# Your task
This exercise calls for every line of the listing below that contains the word "Percent".

# Records shown
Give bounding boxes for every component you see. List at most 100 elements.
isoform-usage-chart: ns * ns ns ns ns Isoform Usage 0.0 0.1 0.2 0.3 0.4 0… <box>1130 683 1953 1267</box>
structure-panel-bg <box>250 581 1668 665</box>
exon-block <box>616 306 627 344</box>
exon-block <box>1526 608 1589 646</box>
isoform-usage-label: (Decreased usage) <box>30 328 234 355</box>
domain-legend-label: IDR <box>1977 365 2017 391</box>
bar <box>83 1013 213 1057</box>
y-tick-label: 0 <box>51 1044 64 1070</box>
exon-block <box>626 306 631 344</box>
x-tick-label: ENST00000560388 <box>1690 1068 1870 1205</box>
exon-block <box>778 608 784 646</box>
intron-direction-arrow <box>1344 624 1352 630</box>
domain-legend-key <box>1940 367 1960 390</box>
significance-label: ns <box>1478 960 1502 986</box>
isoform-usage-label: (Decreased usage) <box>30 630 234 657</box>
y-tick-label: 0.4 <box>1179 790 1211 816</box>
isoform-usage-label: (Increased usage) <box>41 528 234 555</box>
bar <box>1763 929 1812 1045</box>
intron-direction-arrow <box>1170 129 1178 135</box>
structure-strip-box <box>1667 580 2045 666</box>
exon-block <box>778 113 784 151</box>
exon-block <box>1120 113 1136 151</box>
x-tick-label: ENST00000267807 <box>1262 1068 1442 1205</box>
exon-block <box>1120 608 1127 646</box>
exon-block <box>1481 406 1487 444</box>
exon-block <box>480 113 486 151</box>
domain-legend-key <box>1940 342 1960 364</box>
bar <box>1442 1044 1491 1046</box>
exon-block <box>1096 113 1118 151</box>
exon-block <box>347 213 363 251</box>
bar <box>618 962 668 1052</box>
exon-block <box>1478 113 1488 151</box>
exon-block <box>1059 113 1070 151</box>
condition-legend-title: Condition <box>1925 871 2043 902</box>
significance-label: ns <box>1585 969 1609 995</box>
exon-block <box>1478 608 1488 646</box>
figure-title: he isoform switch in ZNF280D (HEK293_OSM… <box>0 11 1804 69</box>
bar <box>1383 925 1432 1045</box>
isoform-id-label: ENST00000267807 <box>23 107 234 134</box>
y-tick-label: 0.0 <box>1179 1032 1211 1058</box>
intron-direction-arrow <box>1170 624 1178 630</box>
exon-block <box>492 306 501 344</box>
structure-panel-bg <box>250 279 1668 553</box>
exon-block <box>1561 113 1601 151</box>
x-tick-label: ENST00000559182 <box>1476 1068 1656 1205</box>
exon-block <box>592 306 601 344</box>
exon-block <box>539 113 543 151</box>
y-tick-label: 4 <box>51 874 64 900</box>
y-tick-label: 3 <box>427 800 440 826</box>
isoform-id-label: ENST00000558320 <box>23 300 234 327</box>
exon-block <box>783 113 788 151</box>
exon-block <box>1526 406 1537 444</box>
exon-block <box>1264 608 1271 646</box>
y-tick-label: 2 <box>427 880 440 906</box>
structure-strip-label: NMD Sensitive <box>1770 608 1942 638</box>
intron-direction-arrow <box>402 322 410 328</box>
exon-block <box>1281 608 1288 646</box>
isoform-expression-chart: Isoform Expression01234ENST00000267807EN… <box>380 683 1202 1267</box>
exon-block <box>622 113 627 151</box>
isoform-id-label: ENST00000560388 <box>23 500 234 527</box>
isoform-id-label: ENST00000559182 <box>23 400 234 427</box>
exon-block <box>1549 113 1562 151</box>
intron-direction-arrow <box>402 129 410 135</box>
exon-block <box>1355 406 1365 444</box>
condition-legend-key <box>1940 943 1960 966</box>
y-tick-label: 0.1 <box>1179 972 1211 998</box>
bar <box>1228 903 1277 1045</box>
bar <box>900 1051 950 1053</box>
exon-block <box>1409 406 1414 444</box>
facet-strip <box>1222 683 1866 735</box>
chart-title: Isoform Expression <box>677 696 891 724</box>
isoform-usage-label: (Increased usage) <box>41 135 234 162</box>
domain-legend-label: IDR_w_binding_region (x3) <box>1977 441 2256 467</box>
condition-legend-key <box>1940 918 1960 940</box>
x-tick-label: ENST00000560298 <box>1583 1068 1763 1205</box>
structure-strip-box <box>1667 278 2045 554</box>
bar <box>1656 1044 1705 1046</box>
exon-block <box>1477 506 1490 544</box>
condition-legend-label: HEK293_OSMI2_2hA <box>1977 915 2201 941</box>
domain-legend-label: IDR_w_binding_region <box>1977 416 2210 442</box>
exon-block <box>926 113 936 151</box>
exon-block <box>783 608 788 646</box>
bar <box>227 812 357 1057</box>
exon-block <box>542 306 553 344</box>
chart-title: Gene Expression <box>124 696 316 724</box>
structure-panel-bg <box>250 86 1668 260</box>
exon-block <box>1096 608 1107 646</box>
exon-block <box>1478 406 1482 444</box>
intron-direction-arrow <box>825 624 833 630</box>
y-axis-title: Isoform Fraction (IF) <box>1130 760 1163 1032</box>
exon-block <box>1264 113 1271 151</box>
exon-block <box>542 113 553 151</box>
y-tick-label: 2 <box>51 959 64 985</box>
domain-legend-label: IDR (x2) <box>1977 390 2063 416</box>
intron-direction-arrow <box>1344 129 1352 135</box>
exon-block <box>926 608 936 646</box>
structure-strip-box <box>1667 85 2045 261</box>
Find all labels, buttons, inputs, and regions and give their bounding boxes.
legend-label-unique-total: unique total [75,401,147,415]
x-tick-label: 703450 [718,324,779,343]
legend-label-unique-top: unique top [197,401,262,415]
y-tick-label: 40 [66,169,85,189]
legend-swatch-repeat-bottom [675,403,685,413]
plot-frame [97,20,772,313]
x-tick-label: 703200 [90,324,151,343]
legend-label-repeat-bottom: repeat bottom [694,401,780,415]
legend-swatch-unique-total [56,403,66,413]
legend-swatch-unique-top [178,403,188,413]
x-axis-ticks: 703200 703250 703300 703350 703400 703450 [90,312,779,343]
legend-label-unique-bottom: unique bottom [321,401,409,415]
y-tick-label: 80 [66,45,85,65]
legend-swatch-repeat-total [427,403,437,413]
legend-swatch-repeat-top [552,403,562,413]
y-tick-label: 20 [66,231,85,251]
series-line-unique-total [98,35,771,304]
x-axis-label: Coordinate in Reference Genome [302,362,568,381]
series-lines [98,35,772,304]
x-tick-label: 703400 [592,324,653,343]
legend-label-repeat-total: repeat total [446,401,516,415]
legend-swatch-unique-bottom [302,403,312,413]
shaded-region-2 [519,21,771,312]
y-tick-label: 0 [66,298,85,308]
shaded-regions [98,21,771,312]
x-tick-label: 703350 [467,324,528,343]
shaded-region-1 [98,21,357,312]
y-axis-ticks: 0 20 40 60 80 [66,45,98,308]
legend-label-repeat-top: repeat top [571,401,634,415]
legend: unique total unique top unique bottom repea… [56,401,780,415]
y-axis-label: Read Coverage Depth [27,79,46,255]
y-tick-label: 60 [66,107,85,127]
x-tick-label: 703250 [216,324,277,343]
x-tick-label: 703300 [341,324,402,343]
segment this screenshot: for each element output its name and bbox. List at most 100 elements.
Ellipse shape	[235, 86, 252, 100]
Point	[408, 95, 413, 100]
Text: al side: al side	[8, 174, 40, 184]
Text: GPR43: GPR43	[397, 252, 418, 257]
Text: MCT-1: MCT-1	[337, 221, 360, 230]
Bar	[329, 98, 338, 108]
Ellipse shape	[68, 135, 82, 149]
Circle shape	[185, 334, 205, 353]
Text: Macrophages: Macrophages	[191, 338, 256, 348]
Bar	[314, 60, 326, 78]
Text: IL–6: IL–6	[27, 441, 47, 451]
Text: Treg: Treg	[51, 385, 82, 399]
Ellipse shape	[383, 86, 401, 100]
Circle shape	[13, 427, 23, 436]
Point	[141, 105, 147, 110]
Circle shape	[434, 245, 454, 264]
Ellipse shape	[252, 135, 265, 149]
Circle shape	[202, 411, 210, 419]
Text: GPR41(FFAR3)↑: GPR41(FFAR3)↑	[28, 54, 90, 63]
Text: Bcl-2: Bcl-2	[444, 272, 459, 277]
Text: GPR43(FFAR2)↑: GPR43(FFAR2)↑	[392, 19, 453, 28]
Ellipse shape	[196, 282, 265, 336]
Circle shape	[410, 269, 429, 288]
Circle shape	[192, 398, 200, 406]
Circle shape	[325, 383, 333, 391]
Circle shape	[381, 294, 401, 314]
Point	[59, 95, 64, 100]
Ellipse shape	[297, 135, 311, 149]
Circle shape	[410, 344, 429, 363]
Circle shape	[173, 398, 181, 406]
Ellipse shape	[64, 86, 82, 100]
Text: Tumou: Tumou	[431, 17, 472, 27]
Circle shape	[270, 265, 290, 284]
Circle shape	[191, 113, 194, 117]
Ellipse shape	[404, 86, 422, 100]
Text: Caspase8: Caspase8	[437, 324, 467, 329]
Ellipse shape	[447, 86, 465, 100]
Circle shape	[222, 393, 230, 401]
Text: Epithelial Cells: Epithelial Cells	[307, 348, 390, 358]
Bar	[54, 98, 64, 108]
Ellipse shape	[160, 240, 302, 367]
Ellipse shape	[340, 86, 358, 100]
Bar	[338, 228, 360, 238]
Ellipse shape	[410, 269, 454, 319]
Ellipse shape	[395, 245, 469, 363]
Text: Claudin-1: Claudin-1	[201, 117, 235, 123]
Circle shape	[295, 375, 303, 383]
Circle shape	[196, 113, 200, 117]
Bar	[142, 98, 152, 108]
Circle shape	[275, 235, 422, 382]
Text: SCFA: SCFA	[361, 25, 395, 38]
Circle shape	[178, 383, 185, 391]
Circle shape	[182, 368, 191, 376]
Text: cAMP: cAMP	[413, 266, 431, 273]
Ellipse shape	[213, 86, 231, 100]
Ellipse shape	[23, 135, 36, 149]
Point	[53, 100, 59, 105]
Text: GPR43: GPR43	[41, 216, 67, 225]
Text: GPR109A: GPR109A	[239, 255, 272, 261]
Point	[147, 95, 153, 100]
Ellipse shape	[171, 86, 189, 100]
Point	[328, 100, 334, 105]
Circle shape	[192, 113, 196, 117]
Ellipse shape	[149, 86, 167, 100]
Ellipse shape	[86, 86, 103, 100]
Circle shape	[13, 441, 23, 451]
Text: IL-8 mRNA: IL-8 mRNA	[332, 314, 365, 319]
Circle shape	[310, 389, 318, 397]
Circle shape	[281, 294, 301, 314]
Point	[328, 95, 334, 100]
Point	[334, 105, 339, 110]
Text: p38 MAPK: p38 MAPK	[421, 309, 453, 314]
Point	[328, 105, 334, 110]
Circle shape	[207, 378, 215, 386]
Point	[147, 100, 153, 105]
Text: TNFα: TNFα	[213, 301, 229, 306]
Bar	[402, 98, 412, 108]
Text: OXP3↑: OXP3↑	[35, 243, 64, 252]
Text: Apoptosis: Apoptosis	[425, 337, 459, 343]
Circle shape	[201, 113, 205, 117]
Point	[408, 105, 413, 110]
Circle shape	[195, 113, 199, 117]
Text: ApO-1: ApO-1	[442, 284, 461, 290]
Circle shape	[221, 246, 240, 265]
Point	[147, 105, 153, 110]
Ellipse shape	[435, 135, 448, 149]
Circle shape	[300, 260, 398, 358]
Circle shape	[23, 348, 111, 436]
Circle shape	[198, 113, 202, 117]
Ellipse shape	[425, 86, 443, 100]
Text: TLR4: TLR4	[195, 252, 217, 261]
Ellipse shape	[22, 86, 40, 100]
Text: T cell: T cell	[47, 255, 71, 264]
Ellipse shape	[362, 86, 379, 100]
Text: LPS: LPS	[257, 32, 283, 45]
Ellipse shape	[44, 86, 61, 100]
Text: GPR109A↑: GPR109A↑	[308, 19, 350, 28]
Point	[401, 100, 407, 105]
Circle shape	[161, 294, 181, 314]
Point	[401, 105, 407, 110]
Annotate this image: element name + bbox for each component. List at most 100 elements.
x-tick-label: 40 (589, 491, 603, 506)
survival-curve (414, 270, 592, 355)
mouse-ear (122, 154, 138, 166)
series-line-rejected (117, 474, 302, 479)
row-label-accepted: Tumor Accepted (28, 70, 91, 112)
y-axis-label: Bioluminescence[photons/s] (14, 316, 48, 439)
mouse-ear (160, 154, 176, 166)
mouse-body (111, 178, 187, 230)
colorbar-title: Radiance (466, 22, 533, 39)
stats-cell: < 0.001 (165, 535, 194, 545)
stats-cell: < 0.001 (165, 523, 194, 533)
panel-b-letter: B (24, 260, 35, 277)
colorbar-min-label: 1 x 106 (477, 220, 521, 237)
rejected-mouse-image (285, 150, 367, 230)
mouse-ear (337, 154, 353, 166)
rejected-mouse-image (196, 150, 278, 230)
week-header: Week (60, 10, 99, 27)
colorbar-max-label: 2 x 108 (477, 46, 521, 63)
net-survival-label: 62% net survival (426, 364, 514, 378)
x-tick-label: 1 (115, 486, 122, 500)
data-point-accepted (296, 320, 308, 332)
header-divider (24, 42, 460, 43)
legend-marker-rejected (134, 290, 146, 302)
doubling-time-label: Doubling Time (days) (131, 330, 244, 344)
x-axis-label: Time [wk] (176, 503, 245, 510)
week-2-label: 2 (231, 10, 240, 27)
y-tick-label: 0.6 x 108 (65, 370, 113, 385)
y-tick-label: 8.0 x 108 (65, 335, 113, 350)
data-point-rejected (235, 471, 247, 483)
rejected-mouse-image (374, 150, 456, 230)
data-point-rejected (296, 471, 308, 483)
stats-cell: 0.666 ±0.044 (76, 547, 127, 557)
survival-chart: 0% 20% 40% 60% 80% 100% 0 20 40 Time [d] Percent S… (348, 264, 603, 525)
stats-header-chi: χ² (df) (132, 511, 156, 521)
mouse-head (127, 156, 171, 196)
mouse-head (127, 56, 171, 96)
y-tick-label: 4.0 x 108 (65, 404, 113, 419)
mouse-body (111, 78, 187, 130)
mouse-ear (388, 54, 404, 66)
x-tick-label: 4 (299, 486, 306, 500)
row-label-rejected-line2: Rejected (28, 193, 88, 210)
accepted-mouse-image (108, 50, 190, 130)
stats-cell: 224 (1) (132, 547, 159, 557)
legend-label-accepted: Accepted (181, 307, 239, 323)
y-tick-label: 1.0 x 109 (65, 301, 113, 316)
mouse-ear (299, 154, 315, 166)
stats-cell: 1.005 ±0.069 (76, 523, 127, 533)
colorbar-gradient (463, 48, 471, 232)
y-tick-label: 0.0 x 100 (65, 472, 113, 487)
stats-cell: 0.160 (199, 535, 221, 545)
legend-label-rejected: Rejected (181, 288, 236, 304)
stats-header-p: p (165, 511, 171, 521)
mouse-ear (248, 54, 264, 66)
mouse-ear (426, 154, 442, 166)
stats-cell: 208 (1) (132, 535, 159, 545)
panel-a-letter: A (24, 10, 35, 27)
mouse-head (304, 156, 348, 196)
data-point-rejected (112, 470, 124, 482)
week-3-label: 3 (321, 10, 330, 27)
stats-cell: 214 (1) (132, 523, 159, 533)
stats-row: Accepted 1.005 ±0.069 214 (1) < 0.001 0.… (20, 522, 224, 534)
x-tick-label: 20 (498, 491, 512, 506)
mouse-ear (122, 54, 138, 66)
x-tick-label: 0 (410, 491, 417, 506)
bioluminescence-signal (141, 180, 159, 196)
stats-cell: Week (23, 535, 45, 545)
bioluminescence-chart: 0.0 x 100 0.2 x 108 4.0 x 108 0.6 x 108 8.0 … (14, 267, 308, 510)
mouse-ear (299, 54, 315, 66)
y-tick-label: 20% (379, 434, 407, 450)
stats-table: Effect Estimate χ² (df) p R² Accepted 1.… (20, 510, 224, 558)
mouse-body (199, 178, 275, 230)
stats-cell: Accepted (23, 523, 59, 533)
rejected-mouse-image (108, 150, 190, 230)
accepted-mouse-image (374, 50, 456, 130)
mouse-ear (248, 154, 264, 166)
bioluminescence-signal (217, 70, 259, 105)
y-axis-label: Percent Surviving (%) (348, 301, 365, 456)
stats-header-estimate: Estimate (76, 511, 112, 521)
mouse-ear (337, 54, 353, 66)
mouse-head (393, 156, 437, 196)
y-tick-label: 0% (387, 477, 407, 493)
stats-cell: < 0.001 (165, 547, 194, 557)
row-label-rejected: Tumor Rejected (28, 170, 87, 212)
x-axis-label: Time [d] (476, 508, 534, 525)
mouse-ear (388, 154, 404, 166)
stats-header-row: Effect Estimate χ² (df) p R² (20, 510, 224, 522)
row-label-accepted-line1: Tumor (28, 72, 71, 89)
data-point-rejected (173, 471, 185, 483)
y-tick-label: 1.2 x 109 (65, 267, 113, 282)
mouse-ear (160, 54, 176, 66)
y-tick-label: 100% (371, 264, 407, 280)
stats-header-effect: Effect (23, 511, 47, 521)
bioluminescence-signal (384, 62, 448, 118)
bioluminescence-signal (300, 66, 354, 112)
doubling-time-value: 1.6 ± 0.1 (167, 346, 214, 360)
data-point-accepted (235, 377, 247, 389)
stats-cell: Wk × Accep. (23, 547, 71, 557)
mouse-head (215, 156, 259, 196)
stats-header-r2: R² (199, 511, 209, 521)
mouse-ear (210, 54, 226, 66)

# Task output
survival-chart: 0% 20% 40% 60% 80% 100% 0 20 40 Time [d] Percent S… (348, 264, 603, 525)
y-axis-label: Percent Surviving (%) (348, 301, 365, 456)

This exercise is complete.